For the entries that follow, state how many lines include the word "当初予算", giving the number and nothing else.

DATASET CONTENT -
** begin **
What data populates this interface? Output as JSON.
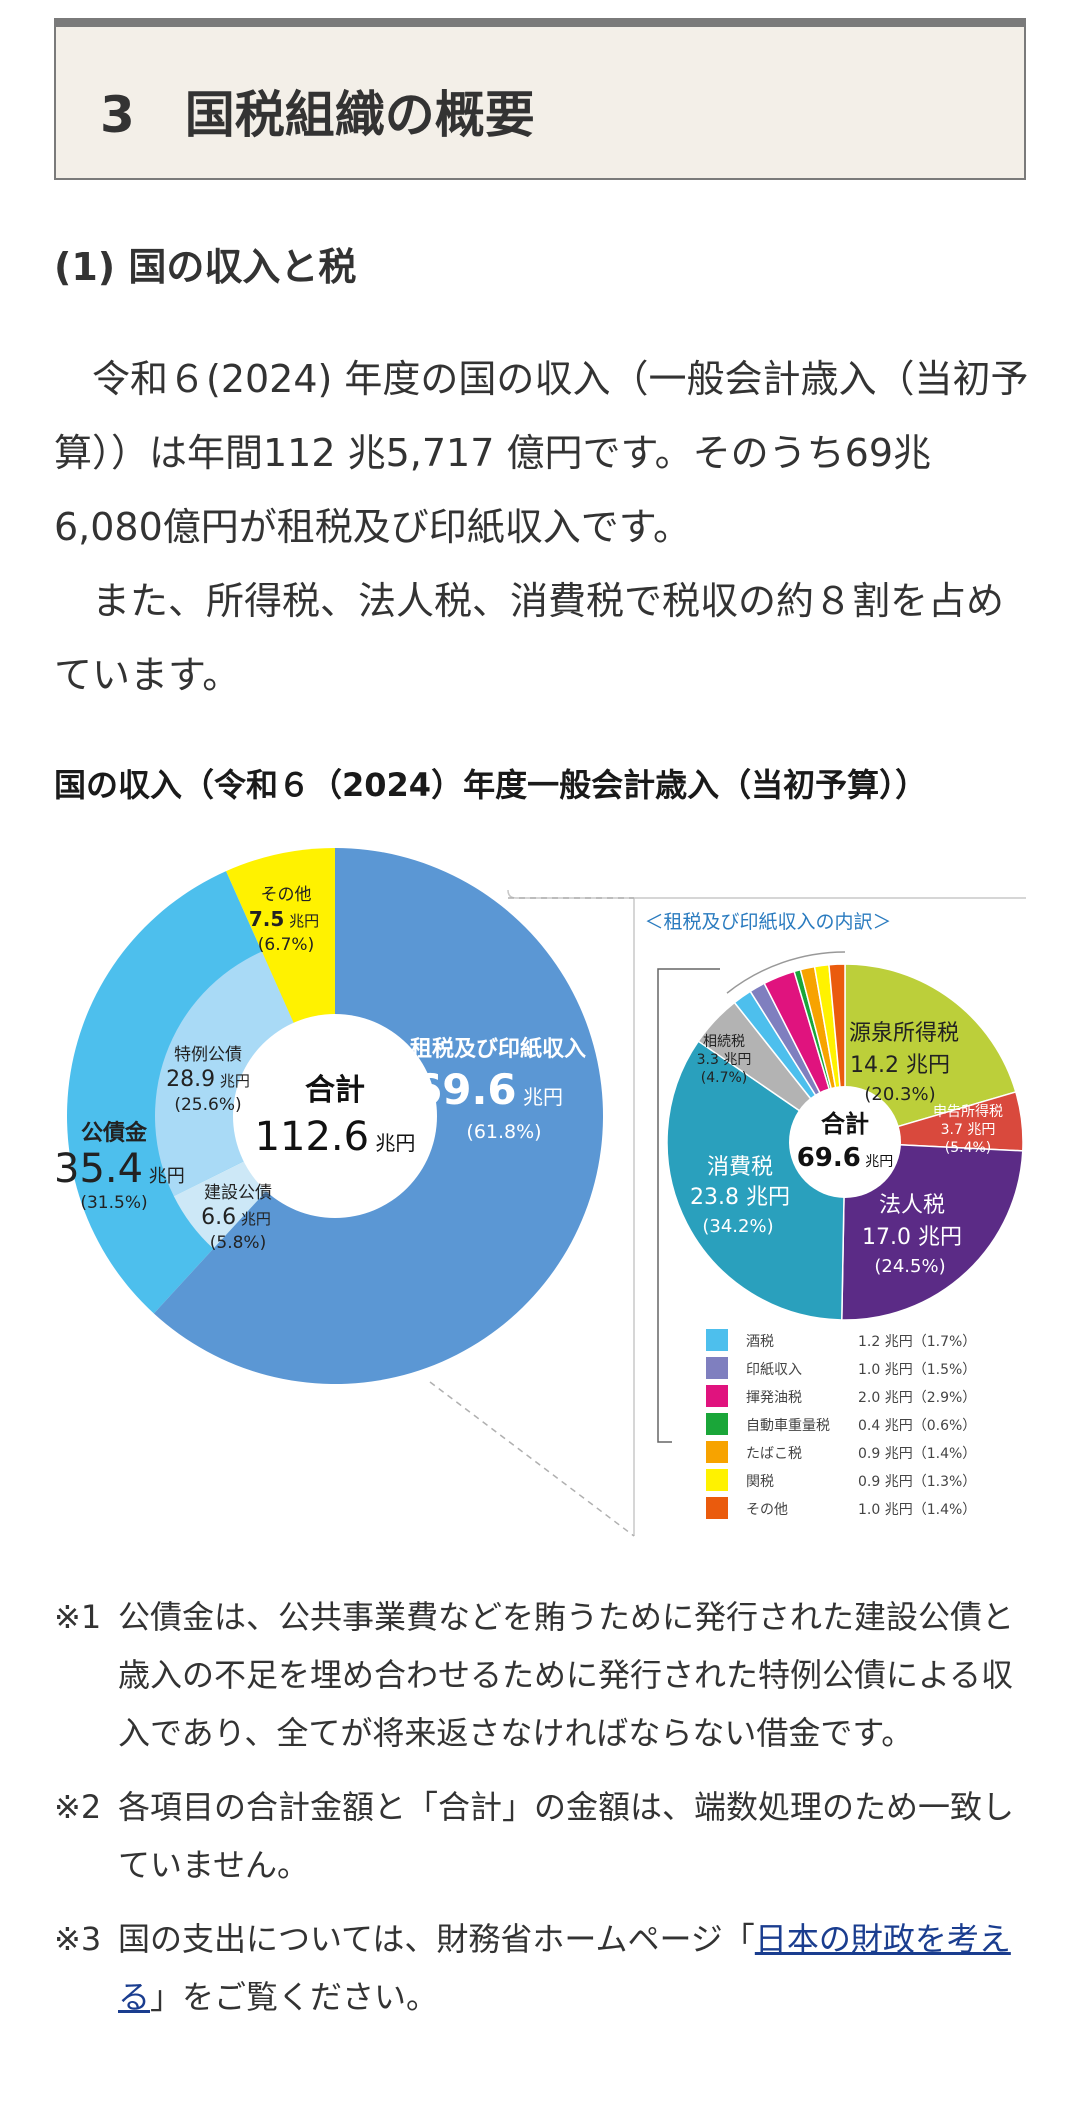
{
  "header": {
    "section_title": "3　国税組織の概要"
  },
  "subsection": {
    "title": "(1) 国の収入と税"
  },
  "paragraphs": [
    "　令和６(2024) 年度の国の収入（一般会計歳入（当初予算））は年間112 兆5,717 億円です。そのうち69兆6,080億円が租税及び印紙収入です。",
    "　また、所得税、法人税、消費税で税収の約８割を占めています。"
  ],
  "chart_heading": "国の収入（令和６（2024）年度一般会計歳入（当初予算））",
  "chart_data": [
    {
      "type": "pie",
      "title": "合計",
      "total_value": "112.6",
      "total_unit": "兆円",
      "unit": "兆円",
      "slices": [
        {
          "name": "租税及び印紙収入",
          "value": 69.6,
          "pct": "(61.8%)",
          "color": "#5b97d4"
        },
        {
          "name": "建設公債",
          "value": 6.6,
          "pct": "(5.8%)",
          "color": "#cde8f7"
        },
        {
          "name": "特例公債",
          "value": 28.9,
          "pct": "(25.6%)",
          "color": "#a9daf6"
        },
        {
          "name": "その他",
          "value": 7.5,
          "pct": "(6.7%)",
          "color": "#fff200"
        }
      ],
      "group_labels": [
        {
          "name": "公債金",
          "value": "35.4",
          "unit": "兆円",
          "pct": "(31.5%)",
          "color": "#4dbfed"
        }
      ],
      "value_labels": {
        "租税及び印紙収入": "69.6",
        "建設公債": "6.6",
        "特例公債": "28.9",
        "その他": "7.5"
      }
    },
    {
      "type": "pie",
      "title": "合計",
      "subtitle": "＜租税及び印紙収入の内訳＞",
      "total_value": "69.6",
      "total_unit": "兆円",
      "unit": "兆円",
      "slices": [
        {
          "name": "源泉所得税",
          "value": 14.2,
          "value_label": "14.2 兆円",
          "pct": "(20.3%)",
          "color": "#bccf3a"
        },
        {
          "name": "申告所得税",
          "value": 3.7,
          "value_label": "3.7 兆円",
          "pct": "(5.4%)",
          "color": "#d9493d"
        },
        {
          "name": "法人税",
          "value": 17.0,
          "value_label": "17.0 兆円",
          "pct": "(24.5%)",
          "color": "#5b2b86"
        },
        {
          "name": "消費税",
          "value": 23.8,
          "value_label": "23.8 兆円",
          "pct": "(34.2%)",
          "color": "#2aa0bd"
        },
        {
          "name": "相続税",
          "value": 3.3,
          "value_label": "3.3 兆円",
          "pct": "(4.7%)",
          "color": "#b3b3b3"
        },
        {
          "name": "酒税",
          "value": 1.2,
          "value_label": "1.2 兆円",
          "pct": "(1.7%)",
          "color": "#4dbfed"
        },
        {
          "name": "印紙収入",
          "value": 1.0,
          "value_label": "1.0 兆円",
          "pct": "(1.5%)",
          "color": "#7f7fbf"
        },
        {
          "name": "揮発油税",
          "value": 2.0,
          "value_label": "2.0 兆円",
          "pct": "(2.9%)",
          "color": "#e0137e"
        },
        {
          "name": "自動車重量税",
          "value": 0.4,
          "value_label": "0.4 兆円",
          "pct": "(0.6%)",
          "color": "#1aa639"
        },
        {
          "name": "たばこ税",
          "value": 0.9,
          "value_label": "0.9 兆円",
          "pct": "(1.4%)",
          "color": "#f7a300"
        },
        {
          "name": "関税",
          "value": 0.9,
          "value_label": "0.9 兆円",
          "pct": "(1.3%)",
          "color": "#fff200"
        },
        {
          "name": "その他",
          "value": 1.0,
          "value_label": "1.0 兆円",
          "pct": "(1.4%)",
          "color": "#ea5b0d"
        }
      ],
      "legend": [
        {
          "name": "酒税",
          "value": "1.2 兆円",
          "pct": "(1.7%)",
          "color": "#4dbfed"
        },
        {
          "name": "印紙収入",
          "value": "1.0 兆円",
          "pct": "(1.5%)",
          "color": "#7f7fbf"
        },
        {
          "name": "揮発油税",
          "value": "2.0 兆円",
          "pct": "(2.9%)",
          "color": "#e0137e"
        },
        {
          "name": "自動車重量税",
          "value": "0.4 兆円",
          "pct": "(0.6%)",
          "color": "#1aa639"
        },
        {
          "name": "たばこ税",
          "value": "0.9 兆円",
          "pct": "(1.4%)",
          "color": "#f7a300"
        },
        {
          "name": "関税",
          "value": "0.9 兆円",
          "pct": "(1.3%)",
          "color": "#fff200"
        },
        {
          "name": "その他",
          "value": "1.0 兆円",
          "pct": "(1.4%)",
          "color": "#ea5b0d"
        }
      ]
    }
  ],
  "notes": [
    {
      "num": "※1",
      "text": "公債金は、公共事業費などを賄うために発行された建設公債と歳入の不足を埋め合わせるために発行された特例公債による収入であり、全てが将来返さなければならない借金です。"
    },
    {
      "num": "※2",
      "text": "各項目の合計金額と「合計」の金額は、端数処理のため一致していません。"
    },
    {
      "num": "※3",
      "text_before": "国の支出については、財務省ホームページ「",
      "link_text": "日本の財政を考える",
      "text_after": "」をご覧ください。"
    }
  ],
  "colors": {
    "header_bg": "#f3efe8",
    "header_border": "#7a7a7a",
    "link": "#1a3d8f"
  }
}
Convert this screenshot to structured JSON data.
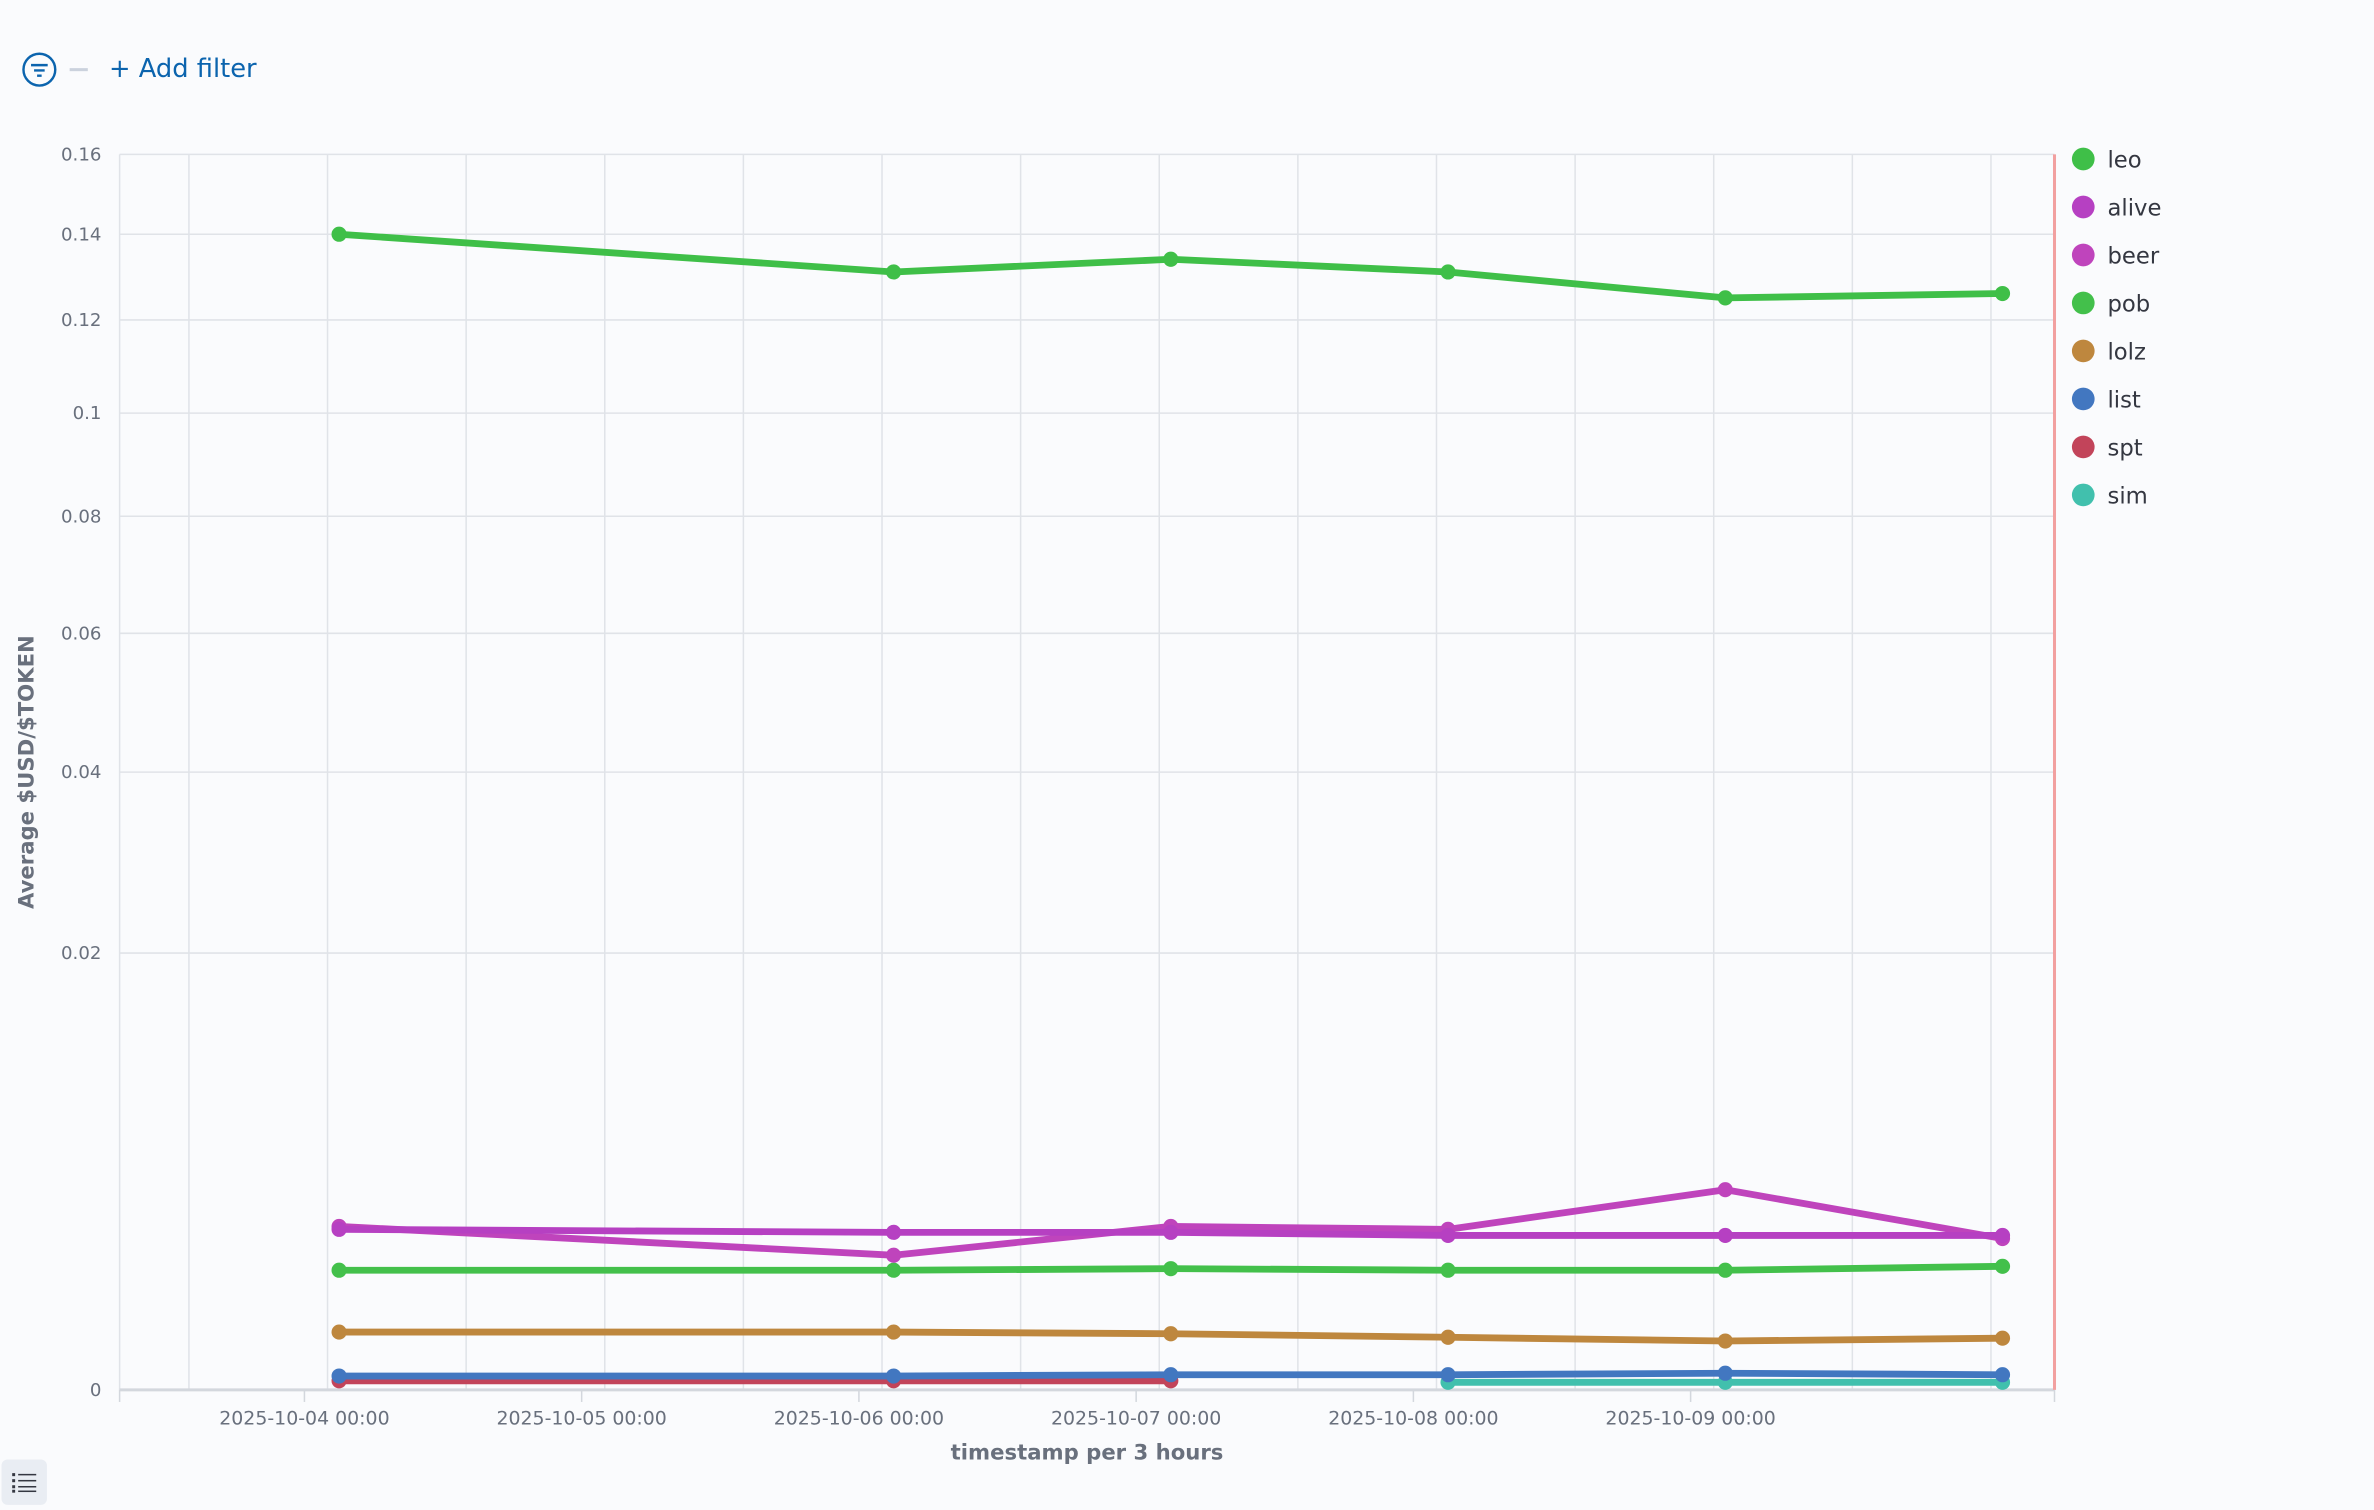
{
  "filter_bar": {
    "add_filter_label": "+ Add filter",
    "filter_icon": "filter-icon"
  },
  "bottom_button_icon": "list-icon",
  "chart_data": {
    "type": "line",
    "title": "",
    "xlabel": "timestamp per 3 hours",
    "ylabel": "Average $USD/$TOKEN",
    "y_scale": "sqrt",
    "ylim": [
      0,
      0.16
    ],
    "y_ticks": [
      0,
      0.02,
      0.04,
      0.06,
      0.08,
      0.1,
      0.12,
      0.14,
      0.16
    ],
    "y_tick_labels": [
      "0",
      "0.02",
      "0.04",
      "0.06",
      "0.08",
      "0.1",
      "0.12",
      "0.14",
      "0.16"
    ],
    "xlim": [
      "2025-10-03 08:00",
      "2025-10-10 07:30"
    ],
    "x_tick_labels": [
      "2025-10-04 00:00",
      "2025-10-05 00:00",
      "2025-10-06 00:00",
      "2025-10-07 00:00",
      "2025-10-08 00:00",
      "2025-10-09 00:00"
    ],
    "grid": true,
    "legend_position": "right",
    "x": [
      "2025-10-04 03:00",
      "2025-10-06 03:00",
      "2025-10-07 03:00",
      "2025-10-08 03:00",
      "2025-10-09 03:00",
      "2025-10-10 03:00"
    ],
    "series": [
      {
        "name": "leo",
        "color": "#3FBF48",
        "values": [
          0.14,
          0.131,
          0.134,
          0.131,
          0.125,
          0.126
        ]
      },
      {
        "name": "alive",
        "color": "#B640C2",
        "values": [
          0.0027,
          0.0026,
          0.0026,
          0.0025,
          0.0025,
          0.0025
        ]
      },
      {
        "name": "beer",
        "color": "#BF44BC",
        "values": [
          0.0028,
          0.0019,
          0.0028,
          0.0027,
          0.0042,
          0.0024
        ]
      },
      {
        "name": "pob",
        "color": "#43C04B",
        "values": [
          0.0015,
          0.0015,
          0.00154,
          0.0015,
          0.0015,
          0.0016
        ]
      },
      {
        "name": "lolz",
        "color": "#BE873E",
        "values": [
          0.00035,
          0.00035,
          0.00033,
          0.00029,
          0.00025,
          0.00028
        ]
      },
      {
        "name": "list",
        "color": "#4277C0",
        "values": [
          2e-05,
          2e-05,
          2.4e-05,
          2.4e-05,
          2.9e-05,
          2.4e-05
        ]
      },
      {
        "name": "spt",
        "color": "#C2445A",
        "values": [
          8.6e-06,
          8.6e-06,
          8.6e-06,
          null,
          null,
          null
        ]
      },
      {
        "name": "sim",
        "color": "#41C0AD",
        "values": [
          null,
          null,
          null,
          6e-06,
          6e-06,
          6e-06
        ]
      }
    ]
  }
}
** end **
RESPONSE FOR THIS EXERCISE - 2